Given data
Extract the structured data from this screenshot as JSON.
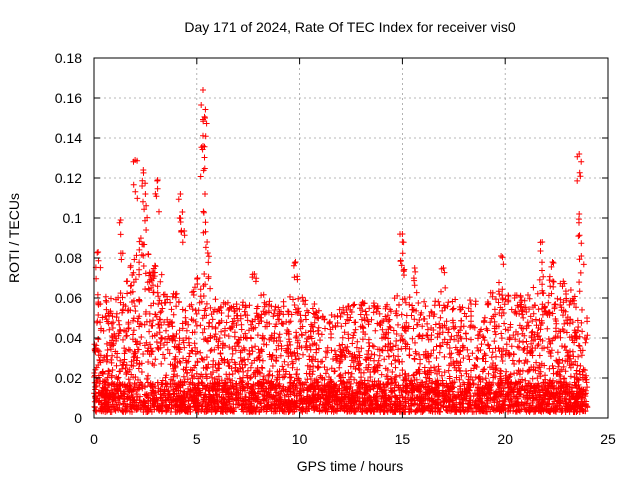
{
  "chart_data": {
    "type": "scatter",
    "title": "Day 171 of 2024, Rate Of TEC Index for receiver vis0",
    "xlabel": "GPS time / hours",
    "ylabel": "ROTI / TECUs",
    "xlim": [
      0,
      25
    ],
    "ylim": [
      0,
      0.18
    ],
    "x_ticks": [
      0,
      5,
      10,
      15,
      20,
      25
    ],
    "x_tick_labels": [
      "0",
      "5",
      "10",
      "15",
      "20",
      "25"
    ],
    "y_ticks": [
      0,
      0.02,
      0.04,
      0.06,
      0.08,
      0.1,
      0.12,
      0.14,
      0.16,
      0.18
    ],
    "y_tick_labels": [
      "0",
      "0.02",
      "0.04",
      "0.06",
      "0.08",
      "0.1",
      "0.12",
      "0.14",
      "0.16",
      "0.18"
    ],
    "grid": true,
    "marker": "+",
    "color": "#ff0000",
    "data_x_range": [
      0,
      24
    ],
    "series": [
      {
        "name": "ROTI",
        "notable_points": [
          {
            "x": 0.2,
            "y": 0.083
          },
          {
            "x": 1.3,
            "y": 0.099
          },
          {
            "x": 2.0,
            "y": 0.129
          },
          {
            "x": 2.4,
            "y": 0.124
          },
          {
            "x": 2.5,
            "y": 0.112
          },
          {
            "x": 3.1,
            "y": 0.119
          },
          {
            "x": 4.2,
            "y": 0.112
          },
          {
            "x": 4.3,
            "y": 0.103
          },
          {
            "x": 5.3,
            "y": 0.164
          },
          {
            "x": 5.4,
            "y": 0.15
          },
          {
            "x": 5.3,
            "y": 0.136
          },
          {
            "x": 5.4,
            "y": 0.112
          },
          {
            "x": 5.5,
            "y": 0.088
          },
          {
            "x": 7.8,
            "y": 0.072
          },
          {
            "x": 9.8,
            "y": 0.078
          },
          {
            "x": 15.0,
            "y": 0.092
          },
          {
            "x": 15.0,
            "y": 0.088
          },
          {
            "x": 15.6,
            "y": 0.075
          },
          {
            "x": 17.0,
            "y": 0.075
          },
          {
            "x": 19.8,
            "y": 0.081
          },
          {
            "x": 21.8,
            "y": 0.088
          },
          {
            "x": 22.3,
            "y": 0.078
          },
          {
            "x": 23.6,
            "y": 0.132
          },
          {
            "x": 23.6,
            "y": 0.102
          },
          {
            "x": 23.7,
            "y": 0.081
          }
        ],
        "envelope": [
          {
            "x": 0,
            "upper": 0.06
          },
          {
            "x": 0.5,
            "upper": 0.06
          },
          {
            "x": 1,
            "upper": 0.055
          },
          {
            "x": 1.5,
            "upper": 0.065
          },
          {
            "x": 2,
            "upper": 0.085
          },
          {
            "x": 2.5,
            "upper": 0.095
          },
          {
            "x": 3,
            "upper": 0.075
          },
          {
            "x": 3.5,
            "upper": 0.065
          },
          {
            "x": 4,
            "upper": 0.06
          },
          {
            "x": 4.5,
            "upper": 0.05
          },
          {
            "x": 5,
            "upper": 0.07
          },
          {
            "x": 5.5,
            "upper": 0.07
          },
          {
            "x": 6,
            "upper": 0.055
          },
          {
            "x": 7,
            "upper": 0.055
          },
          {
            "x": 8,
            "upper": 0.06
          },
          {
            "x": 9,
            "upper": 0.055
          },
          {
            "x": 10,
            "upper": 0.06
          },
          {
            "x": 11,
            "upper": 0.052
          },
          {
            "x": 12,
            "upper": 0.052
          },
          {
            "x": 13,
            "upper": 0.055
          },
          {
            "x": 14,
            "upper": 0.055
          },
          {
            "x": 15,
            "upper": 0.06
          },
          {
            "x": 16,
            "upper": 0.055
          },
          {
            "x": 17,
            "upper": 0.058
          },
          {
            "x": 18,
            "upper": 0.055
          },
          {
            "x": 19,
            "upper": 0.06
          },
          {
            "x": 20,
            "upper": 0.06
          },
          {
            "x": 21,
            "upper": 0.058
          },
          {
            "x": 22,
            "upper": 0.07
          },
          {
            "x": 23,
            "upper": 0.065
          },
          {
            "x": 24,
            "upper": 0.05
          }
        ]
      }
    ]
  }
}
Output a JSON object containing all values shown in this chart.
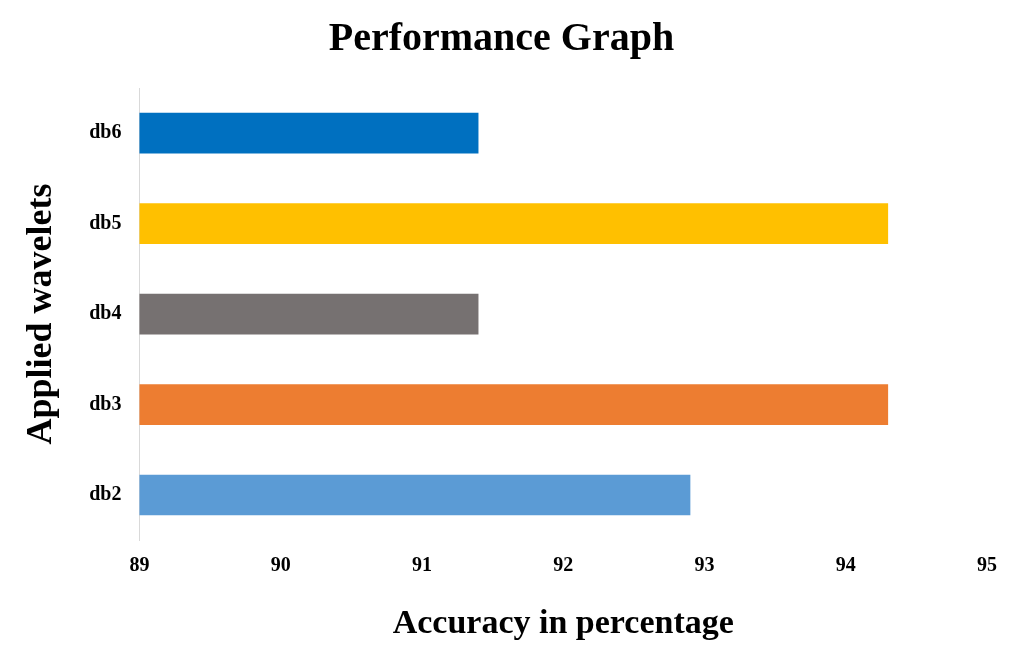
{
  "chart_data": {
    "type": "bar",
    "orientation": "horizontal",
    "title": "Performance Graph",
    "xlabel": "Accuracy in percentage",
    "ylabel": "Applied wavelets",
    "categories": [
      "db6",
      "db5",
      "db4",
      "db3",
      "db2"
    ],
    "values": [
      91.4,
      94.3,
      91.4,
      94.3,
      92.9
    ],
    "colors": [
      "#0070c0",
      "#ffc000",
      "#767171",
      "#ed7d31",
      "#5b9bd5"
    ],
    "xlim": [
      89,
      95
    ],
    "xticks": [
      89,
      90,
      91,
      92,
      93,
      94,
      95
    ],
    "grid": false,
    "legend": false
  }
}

What you will do
Exclude the pictures and transcribe all of the entries exactly.

Task result
Extract the structured data from this screenshot as JSON.
{
  "chart_data": {
    "type": "scatter",
    "title": "Day 171 of 2024, Rate Of TEC Index for receiver vis0",
    "xlabel": "GPS time / hours",
    "ylabel": "ROTI / TECUs",
    "xlim": [
      0,
      25
    ],
    "ylim": [
      0,
      0.18
    ],
    "x_ticks": [
      0,
      5,
      10,
      15,
      20,
      25
    ],
    "x_tick_labels": [
      "0",
      "5",
      "10",
      "15",
      "20",
      "25"
    ],
    "y_ticks": [
      0,
      0.02,
      0.04,
      0.06,
      0.08,
      0.1,
      0.12,
      0.14,
      0.16,
      0.18
    ],
    "y_tick_labels": [
      "0",
      "0.02",
      "0.04",
      "0.06",
      "0.08",
      "0.1",
      "0.12",
      "0.14",
      "0.16",
      "0.18"
    ],
    "grid": true,
    "marker": "+",
    "color": "#ff0000",
    "data_x_range": [
      0,
      24
    ],
    "series": [
      {
        "name": "ROTI",
        "notable_points": [
          {
            "x": 0.2,
            "y": 0.083
          },
          {
            "x": 1.3,
            "y": 0.099
          },
          {
            "x": 2.0,
            "y": 0.129
          },
          {
            "x": 2.4,
            "y": 0.124
          },
          {
            "x": 2.5,
            "y": 0.112
          },
          {
            "x": 3.1,
            "y": 0.119
          },
          {
            "x": 4.2,
            "y": 0.112
          },
          {
            "x": 4.3,
            "y": 0.103
          },
          {
            "x": 5.3,
            "y": 0.164
          },
          {
            "x": 5.4,
            "y": 0.15
          },
          {
            "x": 5.3,
            "y": 0.136
          },
          {
            "x": 5.4,
            "y": 0.112
          },
          {
            "x": 5.5,
            "y": 0.088
          },
          {
            "x": 7.8,
            "y": 0.072
          },
          {
            "x": 9.8,
            "y": 0.078
          },
          {
            "x": 15.0,
            "y": 0.092
          },
          {
            "x": 15.0,
            "y": 0.088
          },
          {
            "x": 15.6,
            "y": 0.075
          },
          {
            "x": 17.0,
            "y": 0.075
          },
          {
            "x": 19.8,
            "y": 0.081
          },
          {
            "x": 21.8,
            "y": 0.088
          },
          {
            "x": 22.3,
            "y": 0.078
          },
          {
            "x": 23.6,
            "y": 0.132
          },
          {
            "x": 23.6,
            "y": 0.102
          },
          {
            "x": 23.7,
            "y": 0.081
          }
        ],
        "envelope": [
          {
            "x": 0,
            "upper": 0.06
          },
          {
            "x": 0.5,
            "upper": 0.06
          },
          {
            "x": 1,
            "upper": 0.055
          },
          {
            "x": 1.5,
            "upper": 0.065
          },
          {
            "x": 2,
            "upper": 0.085
          },
          {
            "x": 2.5,
            "upper": 0.095
          },
          {
            "x": 3,
            "upper": 0.075
          },
          {
            "x": 3.5,
            "upper": 0.065
          },
          {
            "x": 4,
            "upper": 0.06
          },
          {
            "x": 4.5,
            "upper": 0.05
          },
          {
            "x": 5,
            "upper": 0.07
          },
          {
            "x": 5.5,
            "upper": 0.07
          },
          {
            "x": 6,
            "upper": 0.055
          },
          {
            "x": 7,
            "upper": 0.055
          },
          {
            "x": 8,
            "upper": 0.06
          },
          {
            "x": 9,
            "upper": 0.055
          },
          {
            "x": 10,
            "upper": 0.06
          },
          {
            "x": 11,
            "upper": 0.052
          },
          {
            "x": 12,
            "upper": 0.052
          },
          {
            "x": 13,
            "upper": 0.055
          },
          {
            "x": 14,
            "upper": 0.055
          },
          {
            "x": 15,
            "upper": 0.06
          },
          {
            "x": 16,
            "upper": 0.055
          },
          {
            "x": 17,
            "upper": 0.058
          },
          {
            "x": 18,
            "upper": 0.055
          },
          {
            "x": 19,
            "upper": 0.06
          },
          {
            "x": 20,
            "upper": 0.06
          },
          {
            "x": 21,
            "upper": 0.058
          },
          {
            "x": 22,
            "upper": 0.07
          },
          {
            "x": 23,
            "upper": 0.065
          },
          {
            "x": 24,
            "upper": 0.05
          }
        ]
      }
    ]
  }
}
Output a JSON object containing all values shown in this chart.
{
  "chart_data": {
    "type": "bar",
    "orientation": "horizontal",
    "title": "Performance Graph",
    "xlabel": "Accuracy in percentage",
    "ylabel": "Applied wavelets",
    "categories": [
      "db6",
      "db5",
      "db4",
      "db3",
      "db2"
    ],
    "values": [
      91.4,
      94.3,
      91.4,
      94.3,
      92.9
    ],
    "colors": [
      "#0070c0",
      "#ffc000",
      "#767171",
      "#ed7d31",
      "#5b9bd5"
    ],
    "xlim": [
      89,
      95
    ],
    "xticks": [
      89,
      90,
      91,
      92,
      93,
      94,
      95
    ],
    "grid": false,
    "legend": false
  }
}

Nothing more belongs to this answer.